• _What you have to do_
Pull out every line below that holds the word "Worked".

• _Dataset rows_
● ● ● ●

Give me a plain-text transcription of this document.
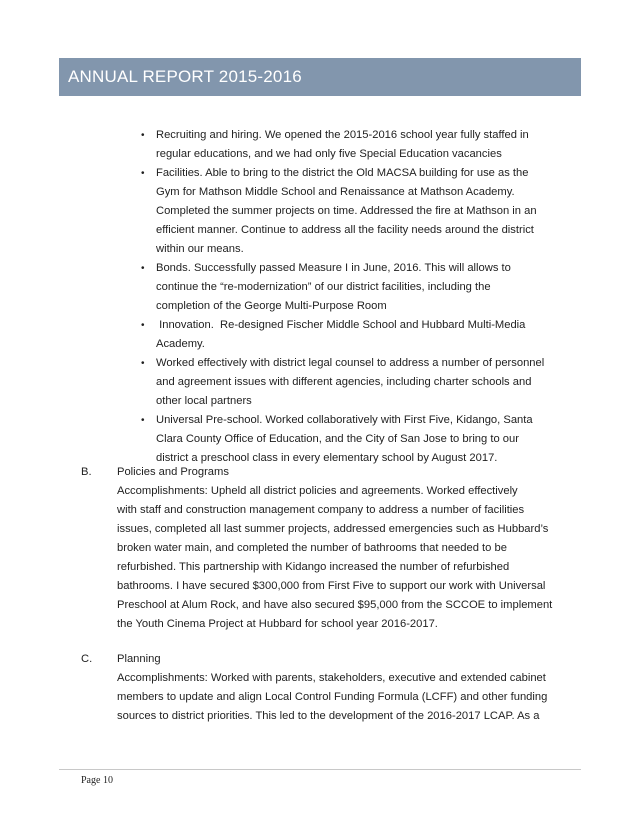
ANNUAL REPORT 2015-2016
• Recruiting and hiring. We opened the 2015-2016 school year fully staffed in
regular educations, and we had only five Special Education vacancies
• Facilities. Able to bring to the district the Old MACSA building for use as the
Gym for Mathson Middle School and Renaissance at Mathson Academy.
Completed the summer projects on time. Addressed the fire at Mathson in an
efficient manner. Continue to address all the facility needs around the district
within our means.
• Bonds. Successfully passed Measure I in June, 2016. This will allows to
continue the “re-modernization” of our district facilities, including the
completion of the George Multi-Purpose Room
• Innovation.  Re-designed Fischer Middle School and Hubbard Multi-Media
Academy.
• Worked effectively with district legal counsel to address a number of personnel
and agreement issues with different agencies, including charter schools and
other local partners
• Universal Pre-school. Worked collaboratively with First Five, Kidango, Santa
Clara County Office of Education, and the City of San Jose to bring to our
district a preschool class in every elementary school by August 2017.
B. Policies and Programs
Accomplishments: Upheld all district policies and agreements. Worked effectively
with staff and construction management company to address a number of facilities
issues, completed all last summer projects, addressed emergencies such as Hubbard’s
broken water main, and completed the number of bathrooms that needed to be
refurbished. This partnership with Kidango increased the number of refurbished
bathrooms. I have secured $300,000 from First Five to support our work with Universal
Preschool at Alum Rock, and have also secured $95,000 from the SCCOE to implement
the Youth Cinema Project at Hubbard for school year 2016-2017.
C. Planning
Accomplishments: Worked with parents, stakeholders, executive and extended cabinet
members to update and align Local Control Funding Formula (LCFF) and other funding
sources to district priorities. This led to the development of the 2016-2017 LCAP. As a
Page 10
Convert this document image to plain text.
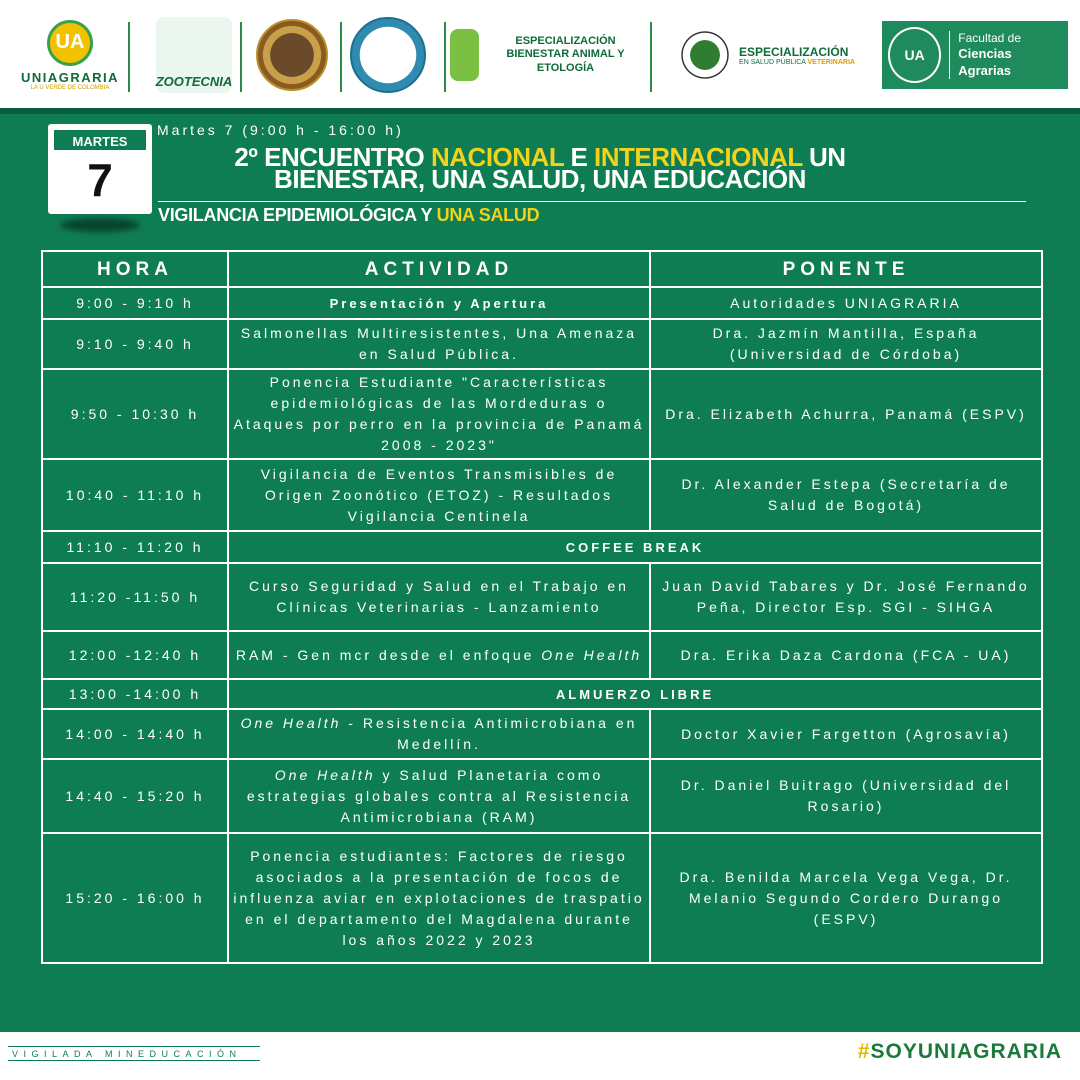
UA
UNIAGRARIA
LA U VERDE DE COLOMBIA	ZOOTECNIA
ESPECIALIZACIÓN BIENESTAR ANIMAL Y ETOLOGÍA
ESPECIALIZACIÓN
EN SALUD PÚBLICA VETERINARIA	UA
Facultad de
Ciencias Agrarias
MARTES
7
Martes 7 (9:00 h - 16:00 h)
2º ENCUENTRO NACIONAL E INTERNACIONAL UN
BIENESTAR, UNA SALUD, UNA EDUCACIÓN
VIGILANCIA EPIDEMIOLÓGICA Y UNA SALUD
HORA	ACTIVIDAD	PONENTE
9:00 - 9:10 h	Presentación y Apertura	Autoridades UNIAGRARIA
9:10 - 9:40 h	Salmonellas Multiresistentes, Una Amenaza en Salud Pública.	Dra. Jazmín Mantilla, España (Universidad de Córdoba)
9:50 - 10:30 h	Ponencia Estudiante "Características epidemiológicas de las Mordeduras o Ataques por perro en la provincia de Panamá 2008 - 2023"	Dra. Elizabeth Achurra, Panamá (ESPV)
10:40 - 11:10 h	Vigilancia de Eventos Transmisibles de Origen Zoonótico (ETOZ) - Resultados Vigilancia Centinela	Dr. Alexander Estepa (Secretaría de Salud de Bogotá)
11:10 - 11:20 h	COFFEE BREAK	
11:20 -11:50 h	Curso Seguridad y Salud en el Trabajo en Clínicas Veterinarias - Lanzamiento	Juan David Tabares y Dr. José Fernando Peña, Director Esp. SGI - SIHGA
12:00 -12:40 h	RAM - Gen mcr desde el enfoque One Health	Dra. Erika Daza Cardona (FCA - UA)
13:00 -14:00 h	ALMUERZO LIBRE	
14:00 - 14:40 h	One Health - Resistencia Antimicrobiana en Medellín.	Doctor Xavier Fargetton (Agrosavía)
14:40 - 15:20 h	One Health y Salud Planetaria como estrategias globales contra al Resistencia Antimicrobiana (RAM)	Dr. Daniel Buitrago (Universidad del Rosario)
15:20 - 16:00 h	Ponencia estudiantes: Factores de riesgo asociados a la presentación de focos de influenza aviar en explotaciones de traspatio en el departamento del Magdalena durante los años 2022 y 2023	Dra. Benilda Marcela Vega Vega, Dr. Melanio Segundo Cordero Durango (ESPV)
VIGILADA MINEDUCACIÓN	#SOYUNIAGRARIA
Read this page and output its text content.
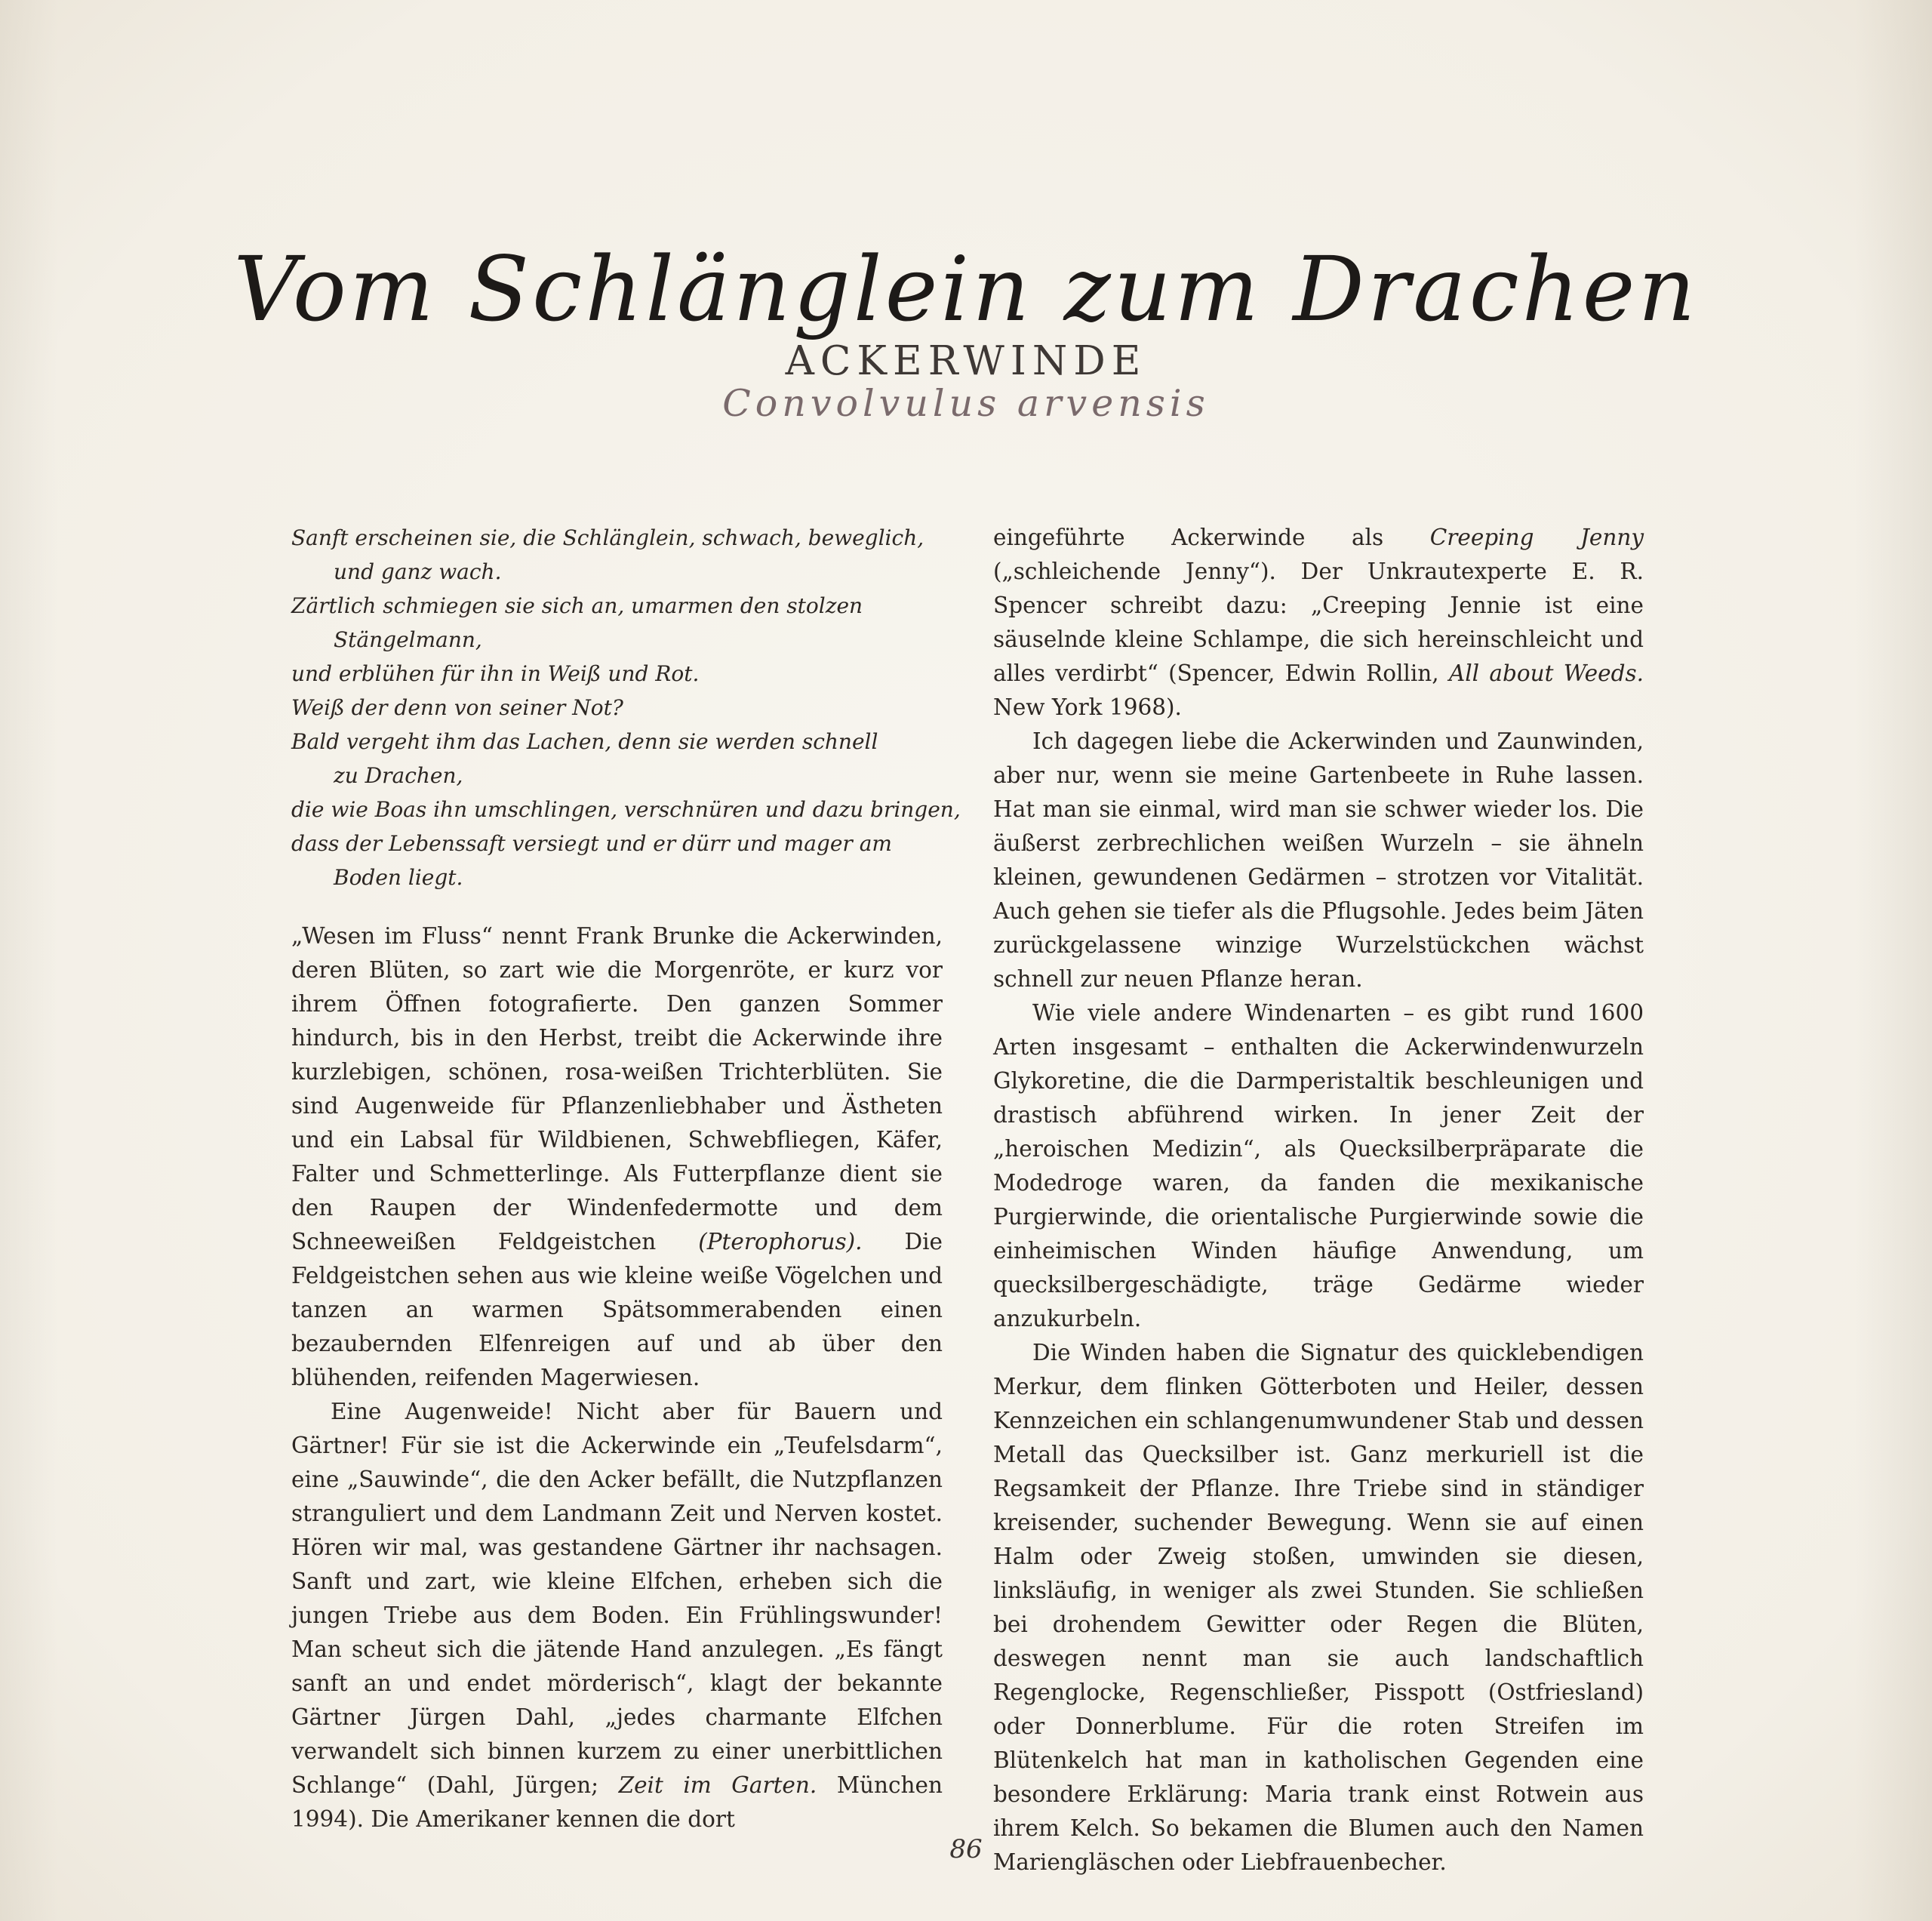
Vom Schlänglein zum Drachen
ACKERWINDE
Convolvulus arvensis
Sanft erscheinen sie, die Schlänglein, schwach, beweglich,
und ganz wach.
Zärtlich schmiegen sie sich an, umarmen den stolzen
Stängelmann,
und erblühen für ihn in Weiß und Rot.
Weiß der denn von seiner Not?
Bald vergeht ihm das Lachen, denn sie werden schnell
zu Drachen,
die wie Boas ihn umschlingen, verschnüren und dazu bringen,
dass der Lebenssaft versiegt und er dürr und mager am
Boden liegt.

„Wesen im Fluss“ nennt Frank Brunke die Ackerwinden, deren Blüten, so zart wie die Morgenröte, er kurz vor ihrem Öffnen fotografierte. Den ganzen Sommer hindurch, bis in den Herbst, treibt die Ackerwinde ihre kurzlebigen, schönen, rosa-weißen Trichterblüten. Sie sind Augenweide für Pflanzenliebhaber und Ästheten und ein Labsal für Wildbienen, Schwebfliegen, Käfer, Falter und Schmetterlinge. Als Futterpflanze dient sie den Raupen der Windenfedermotte und dem Schneeweißen Feldgeistchen (Pterophorus). Die Feldgeistchen sehen aus wie kleine weiße Vögelchen und tanzen an warmen Spätsommerabenden einen bezaubernden Elfenreigen auf und ab über den blühenden, reifenden Magerwiesen.

Eine Augenweide! Nicht aber für Bauern und Gärtner! Für sie ist die Ackerwinde ein „Teufelsdarm“, eine „Sauwinde“, die den Acker befällt, die Nutzpflanzen stranguliert und dem Landmann Zeit und Nerven kostet. Hören wir mal, was gestandene Gärtner ihr nachsagen. Sanft und zart, wie kleine Elfchen, erheben sich die jungen Triebe aus dem Boden. Ein Frühlingswunder! Man scheut sich die jätende Hand anzulegen. „Es fängt sanft an und endet mörderisch“, klagt der bekannte Gärtner Jürgen Dahl, „jedes charmante Elfchen verwandelt sich binnen kurzem zu einer unerbittlichen Schlange“ (Dahl, Jürgen; Zeit im Garten. München 1994). Die Amerikaner kennen die dort

eingeführte Ackerwinde als Creeping Jenny („schleichende Jenny“). Der Unkrautexperte E. R. Spencer schreibt dazu: „Creeping Jennie ist eine säuselnde kleine Schlampe, die sich hereinschleicht und alles verdirbt“ (Spencer, Edwin Rollin, All about Weeds. New York 1968).

Ich dagegen liebe die Ackerwinden und Zaunwinden, aber nur, wenn sie meine Gartenbeete in Ruhe lassen. Hat man sie einmal, wird man sie schwer wieder los. Die äußerst zerbrechlichen weißen Wurzeln – sie ähneln kleinen, gewundenen Gedärmen – strotzen vor Vitalität. Auch gehen sie tiefer als die Pflugsohle. Jedes beim Jäten zurückgelassene winzige Wurzelstückchen wächst schnell zur neuen Pflanze heran.

Wie viele andere Windenarten – es gibt rund 1600 Arten insgesamt – enthalten die Ackerwindenwurzeln Glykoretine, die die Darmperistaltik beschleunigen und drastisch abführend wirken. In jener Zeit der „heroischen Medizin“, als Quecksilberpräparate die Modedroge waren, da fanden die mexikanische Purgierwinde, die orientalische Purgierwinde sowie die einheimischen Winden häufige Anwendung, um quecksilbergeschädigte, träge Gedärme wieder anzukurbeln.

Die Winden haben die Signatur des quicklebendigen Merkur, dem flinken Götterboten und Heiler, dessen Kennzeichen ein schlangenumwundener Stab und dessen Metall das Quecksilber ist. Ganz merkuriell ist die Regsamkeit der Pflanze. Ihre Triebe sind in ständiger kreisender, suchender Bewegung. Wenn sie auf einen Halm oder Zweig stoßen, umwinden sie diesen, linksläufig, in weniger als zwei Stunden. Sie schließen bei drohendem Gewitter oder Regen die Blüten, deswegen nennt man sie auch landschaftlich Regenglocke, Regenschließer, Pisspott (Ostfriesland) oder Donnerblume. Für die roten Streifen im Blütenkelch hat man in katholischen Gegenden eine besondere Erklärung: Maria trank einst Rotwein aus ihrem Kelch. So bekamen die Blumen auch den Namen Mariengläschen oder Liebfrauenbecher.

86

● ● ● ●

• _Response for this exercise_
• Worked effectively with district legal counsel to address a number of personnel
• Universal Pre-school. Worked collaboratively with First Five, Kidango, Santa
Accomplishments: Upheld all district policies and agreements. Worked effectively
Accomplishments: Worked with parents, stakeholders, executive and extended cabinet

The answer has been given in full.